== Material for this exercise

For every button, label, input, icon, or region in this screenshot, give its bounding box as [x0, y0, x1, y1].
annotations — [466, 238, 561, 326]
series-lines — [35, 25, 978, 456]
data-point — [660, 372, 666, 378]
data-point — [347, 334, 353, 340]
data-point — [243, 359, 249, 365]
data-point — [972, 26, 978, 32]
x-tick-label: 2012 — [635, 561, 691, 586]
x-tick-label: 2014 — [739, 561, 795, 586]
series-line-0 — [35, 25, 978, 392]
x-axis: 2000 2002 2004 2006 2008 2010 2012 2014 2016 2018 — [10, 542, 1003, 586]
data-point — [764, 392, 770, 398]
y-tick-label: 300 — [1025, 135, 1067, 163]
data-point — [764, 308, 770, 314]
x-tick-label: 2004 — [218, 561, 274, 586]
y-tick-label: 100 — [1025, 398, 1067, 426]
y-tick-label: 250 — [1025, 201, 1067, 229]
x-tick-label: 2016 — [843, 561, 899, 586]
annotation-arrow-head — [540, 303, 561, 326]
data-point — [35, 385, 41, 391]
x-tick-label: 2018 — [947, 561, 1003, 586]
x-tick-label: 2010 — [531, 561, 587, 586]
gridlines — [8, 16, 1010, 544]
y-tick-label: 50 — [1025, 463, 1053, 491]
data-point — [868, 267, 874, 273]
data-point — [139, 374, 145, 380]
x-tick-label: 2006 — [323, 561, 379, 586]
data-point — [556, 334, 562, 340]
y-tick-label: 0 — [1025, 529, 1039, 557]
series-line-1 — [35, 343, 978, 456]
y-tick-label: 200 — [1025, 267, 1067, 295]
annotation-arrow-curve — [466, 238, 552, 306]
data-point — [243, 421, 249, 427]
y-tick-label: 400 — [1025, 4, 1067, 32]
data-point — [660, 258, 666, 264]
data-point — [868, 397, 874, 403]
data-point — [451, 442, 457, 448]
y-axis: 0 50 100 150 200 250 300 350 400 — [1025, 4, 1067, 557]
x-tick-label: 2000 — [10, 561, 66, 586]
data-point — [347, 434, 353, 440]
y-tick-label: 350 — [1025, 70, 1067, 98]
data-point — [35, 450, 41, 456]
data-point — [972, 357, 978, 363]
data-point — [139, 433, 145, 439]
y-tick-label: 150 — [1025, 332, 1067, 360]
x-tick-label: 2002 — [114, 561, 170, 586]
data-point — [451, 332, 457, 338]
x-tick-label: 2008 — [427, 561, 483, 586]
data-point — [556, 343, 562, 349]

====

**Task description**
Please print the whole listing above again, line for line, without changing anything.

**Reply**
For every button, label, input, icon, or region in this screenshot, give its bounding box as [x0, y0, x1, y1].
annotations — [466, 238, 561, 326]
series-lines — [35, 25, 978, 456]
data-point — [660, 372, 666, 378]
data-point — [347, 334, 353, 340]
data-point — [243, 359, 249, 365]
data-point — [972, 26, 978, 32]
x-tick-label: 2012 — [635, 561, 691, 586]
x-tick-label: 2014 — [739, 561, 795, 586]
series-line-0 — [35, 25, 978, 392]
x-axis: 2000 2002 2004 2006 2008 2010 2012 2014 2016 2018 — [10, 542, 1003, 586]
data-point — [764, 392, 770, 398]
y-tick-label: 300 — [1025, 135, 1067, 163]
data-point — [764, 308, 770, 314]
x-tick-label: 2004 — [218, 561, 274, 586]
y-tick-label: 100 — [1025, 398, 1067, 426]
y-tick-label: 250 — [1025, 201, 1067, 229]
x-tick-label: 2016 — [843, 561, 899, 586]
annotation-arrow-head — [540, 303, 561, 326]
data-point — [35, 385, 41, 391]
x-tick-label: 2018 — [947, 561, 1003, 586]
x-tick-label: 2010 — [531, 561, 587, 586]
gridlines — [8, 16, 1010, 544]
y-tick-label: 50 — [1025, 463, 1053, 491]
data-point — [868, 267, 874, 273]
data-point — [139, 374, 145, 380]
x-tick-label: 2006 — [323, 561, 379, 586]
data-point — [556, 334, 562, 340]
y-tick-label: 0 — [1025, 529, 1039, 557]
series-line-1 — [35, 343, 978, 456]
y-tick-label: 200 — [1025, 267, 1067, 295]
annotation-arrow-curve — [466, 238, 552, 306]
data-point — [243, 421, 249, 427]
y-tick-label: 400 — [1025, 4, 1067, 32]
data-point — [660, 258, 666, 264]
data-point — [868, 397, 874, 403]
data-point — [451, 442, 457, 448]
y-axis: 0 50 100 150 200 250 300 350 400 — [1025, 4, 1067, 557]
x-tick-label: 2000 — [10, 561, 66, 586]
data-point — [347, 434, 353, 440]
y-tick-label: 350 — [1025, 70, 1067, 98]
data-point — [35, 450, 41, 456]
data-point — [972, 357, 978, 363]
data-point — [139, 433, 145, 439]
y-tick-label: 150 — [1025, 332, 1067, 360]
x-tick-label: 2002 — [114, 561, 170, 586]
data-point — [451, 332, 457, 338]
x-tick-label: 2008 — [427, 561, 483, 586]
data-point — [556, 343, 562, 349]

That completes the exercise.